Items stored from a collection:
* Begin *
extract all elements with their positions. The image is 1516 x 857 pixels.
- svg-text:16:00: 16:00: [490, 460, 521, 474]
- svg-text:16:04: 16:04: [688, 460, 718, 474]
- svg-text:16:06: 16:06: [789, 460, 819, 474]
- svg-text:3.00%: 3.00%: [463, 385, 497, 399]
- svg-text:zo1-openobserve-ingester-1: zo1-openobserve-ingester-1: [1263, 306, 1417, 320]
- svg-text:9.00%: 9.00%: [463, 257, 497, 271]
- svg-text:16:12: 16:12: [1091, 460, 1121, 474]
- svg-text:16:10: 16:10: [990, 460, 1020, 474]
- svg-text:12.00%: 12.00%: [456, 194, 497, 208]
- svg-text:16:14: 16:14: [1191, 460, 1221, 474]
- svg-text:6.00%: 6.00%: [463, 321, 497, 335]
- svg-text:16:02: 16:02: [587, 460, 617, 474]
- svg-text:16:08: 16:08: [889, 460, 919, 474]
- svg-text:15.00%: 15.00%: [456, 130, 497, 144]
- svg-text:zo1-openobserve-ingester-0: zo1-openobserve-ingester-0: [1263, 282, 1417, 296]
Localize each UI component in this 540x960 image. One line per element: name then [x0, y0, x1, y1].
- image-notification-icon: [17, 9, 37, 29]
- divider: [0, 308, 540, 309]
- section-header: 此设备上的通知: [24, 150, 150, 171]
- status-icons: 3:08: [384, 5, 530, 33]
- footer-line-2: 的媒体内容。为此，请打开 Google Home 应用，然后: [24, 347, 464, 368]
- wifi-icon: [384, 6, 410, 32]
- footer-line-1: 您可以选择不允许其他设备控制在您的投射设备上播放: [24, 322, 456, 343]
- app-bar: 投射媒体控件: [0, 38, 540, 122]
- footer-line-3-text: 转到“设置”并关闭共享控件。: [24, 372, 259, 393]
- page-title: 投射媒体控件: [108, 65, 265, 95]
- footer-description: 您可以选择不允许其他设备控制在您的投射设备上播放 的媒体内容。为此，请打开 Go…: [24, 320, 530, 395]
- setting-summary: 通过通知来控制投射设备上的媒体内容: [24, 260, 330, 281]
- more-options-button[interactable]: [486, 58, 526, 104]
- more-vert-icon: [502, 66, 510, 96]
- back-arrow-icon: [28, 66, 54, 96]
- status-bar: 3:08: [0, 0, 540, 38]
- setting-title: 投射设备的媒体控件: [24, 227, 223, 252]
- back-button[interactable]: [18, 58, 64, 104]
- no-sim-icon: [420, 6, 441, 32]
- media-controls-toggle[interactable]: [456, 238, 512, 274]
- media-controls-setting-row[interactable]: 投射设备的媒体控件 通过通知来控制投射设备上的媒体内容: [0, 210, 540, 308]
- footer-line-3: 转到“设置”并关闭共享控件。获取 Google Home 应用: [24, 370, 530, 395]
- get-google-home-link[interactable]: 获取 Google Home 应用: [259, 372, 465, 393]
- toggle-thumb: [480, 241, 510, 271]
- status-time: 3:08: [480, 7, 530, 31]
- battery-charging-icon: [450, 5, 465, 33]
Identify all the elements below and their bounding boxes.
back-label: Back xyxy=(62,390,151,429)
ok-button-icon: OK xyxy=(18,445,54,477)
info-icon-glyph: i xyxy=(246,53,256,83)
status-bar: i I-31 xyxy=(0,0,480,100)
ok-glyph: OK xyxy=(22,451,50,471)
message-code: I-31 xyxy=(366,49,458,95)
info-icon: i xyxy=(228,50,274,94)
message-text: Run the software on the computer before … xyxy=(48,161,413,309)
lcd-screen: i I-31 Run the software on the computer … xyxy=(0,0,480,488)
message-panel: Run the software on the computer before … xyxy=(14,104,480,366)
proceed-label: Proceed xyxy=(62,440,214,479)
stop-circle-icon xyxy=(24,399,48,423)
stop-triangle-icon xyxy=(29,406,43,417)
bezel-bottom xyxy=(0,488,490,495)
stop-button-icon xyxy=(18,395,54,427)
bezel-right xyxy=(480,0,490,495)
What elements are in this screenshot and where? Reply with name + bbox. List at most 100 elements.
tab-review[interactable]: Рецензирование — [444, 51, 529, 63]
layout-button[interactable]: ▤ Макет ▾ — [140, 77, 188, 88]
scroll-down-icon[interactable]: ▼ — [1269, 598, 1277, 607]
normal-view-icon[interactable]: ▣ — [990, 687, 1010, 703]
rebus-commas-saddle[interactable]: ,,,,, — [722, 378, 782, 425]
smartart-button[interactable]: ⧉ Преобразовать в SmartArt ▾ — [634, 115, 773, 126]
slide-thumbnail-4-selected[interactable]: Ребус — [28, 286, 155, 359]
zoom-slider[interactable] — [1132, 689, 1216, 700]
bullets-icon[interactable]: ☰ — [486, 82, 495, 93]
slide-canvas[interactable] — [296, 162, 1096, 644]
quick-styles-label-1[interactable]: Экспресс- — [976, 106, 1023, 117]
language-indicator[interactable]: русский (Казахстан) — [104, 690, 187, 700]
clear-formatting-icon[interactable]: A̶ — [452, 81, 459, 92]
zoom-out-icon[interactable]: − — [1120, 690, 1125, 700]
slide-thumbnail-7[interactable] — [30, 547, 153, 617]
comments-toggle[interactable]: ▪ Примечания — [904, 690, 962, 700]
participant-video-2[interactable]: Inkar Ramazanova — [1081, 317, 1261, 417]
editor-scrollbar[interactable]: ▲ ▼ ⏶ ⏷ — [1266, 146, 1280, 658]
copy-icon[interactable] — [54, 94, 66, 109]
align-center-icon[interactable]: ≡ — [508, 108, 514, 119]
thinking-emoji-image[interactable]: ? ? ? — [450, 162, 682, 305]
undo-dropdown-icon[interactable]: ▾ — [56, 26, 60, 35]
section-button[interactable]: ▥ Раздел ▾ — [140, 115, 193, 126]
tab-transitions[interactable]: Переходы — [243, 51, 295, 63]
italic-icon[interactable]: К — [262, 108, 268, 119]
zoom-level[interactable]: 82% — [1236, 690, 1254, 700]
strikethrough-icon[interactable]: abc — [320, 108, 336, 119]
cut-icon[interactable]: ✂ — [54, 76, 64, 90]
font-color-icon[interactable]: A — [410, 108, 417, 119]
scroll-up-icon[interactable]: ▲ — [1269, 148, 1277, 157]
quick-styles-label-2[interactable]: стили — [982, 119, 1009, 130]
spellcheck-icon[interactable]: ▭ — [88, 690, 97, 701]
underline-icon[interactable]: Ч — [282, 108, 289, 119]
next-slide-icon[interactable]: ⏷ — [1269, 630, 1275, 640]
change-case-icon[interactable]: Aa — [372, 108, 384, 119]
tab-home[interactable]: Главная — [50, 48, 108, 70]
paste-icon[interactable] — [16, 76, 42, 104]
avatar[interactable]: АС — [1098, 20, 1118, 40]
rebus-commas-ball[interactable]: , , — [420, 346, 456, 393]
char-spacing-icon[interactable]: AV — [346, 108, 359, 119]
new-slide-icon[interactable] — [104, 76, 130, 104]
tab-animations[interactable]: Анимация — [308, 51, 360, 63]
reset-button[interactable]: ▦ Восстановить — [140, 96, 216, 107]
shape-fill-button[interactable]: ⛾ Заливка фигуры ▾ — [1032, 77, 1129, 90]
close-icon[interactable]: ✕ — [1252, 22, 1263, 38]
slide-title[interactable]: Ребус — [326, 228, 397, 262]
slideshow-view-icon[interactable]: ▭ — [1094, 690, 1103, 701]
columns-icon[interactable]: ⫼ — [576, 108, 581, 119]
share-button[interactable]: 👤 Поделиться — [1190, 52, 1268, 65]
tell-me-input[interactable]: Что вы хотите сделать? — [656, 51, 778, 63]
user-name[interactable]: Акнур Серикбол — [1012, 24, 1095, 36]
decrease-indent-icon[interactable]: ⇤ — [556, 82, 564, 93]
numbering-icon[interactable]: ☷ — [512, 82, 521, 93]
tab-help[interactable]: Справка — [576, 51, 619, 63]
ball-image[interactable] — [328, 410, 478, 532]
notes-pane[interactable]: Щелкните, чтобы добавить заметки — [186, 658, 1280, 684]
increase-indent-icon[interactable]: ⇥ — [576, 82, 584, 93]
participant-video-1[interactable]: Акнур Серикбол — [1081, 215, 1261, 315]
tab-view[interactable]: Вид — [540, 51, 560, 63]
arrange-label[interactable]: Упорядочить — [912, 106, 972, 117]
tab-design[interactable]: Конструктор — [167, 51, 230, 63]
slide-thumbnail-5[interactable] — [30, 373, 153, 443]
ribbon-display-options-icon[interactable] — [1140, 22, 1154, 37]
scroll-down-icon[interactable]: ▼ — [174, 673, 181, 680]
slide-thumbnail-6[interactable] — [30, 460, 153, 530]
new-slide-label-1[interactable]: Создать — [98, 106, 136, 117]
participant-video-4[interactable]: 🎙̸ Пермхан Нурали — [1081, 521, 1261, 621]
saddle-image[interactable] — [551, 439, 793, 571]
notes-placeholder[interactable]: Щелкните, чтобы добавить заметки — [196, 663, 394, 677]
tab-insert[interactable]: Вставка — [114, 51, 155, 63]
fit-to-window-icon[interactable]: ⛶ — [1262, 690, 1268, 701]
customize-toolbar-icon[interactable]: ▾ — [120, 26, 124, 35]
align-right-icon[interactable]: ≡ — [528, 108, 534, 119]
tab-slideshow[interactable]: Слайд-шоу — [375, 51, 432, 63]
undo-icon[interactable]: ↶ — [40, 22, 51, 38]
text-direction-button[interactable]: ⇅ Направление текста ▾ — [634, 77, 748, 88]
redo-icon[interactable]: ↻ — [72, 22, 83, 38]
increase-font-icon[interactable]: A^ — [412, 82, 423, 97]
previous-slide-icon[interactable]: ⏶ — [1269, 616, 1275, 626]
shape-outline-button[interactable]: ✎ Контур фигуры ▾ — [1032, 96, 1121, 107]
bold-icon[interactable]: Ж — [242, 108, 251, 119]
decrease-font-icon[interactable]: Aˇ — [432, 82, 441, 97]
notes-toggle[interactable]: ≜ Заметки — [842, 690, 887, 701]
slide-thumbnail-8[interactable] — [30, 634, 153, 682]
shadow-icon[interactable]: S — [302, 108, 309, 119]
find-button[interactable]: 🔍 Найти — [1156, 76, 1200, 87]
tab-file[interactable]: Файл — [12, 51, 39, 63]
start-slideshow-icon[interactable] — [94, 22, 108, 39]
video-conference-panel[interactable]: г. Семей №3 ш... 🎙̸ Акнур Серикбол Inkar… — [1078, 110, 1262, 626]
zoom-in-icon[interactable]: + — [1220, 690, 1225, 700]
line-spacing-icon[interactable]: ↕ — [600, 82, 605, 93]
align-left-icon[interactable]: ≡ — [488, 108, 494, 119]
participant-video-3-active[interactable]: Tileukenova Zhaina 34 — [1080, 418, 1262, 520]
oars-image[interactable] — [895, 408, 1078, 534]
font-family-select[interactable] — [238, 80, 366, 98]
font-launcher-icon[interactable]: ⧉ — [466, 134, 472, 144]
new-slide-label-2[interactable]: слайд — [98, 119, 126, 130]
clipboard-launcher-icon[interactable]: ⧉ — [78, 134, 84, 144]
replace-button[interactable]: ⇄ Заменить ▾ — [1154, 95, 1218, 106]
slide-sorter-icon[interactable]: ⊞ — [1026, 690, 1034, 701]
* End *
◆ **Set exercise**
Repeat the listing from its first line through the line containing "- svg-text:15.00%: 15.00%: [456, 130, 497, 144]", with both of those lines included.

◆ **Full answer**
extract all elements with their positions. The image is 1516 x 857 pixels.
- svg-text:16:00: 16:00: [490, 460, 521, 474]
- svg-text:16:04: 16:04: [688, 460, 718, 474]
- svg-text:16:06: 16:06: [789, 460, 819, 474]
- svg-text:3.00%: 3.00%: [463, 385, 497, 399]
- svg-text:zo1-openobserve-ingester-1: zo1-openobserve-ingester-1: [1263, 306, 1417, 320]
- svg-text:9.00%: 9.00%: [463, 257, 497, 271]
- svg-text:16:12: 16:12: [1091, 460, 1121, 474]
- svg-text:16:10: 16:10: [990, 460, 1020, 474]
- svg-text:12.00%: 12.00%: [456, 194, 497, 208]
- svg-text:16:14: 16:14: [1191, 460, 1221, 474]
- svg-text:6.00%: 6.00%: [463, 321, 497, 335]
- svg-text:16:02: 16:02: [587, 460, 617, 474]
- svg-text:16:08: 16:08: [889, 460, 919, 474]
- svg-text:15.00%: 15.00%: [456, 130, 497, 144]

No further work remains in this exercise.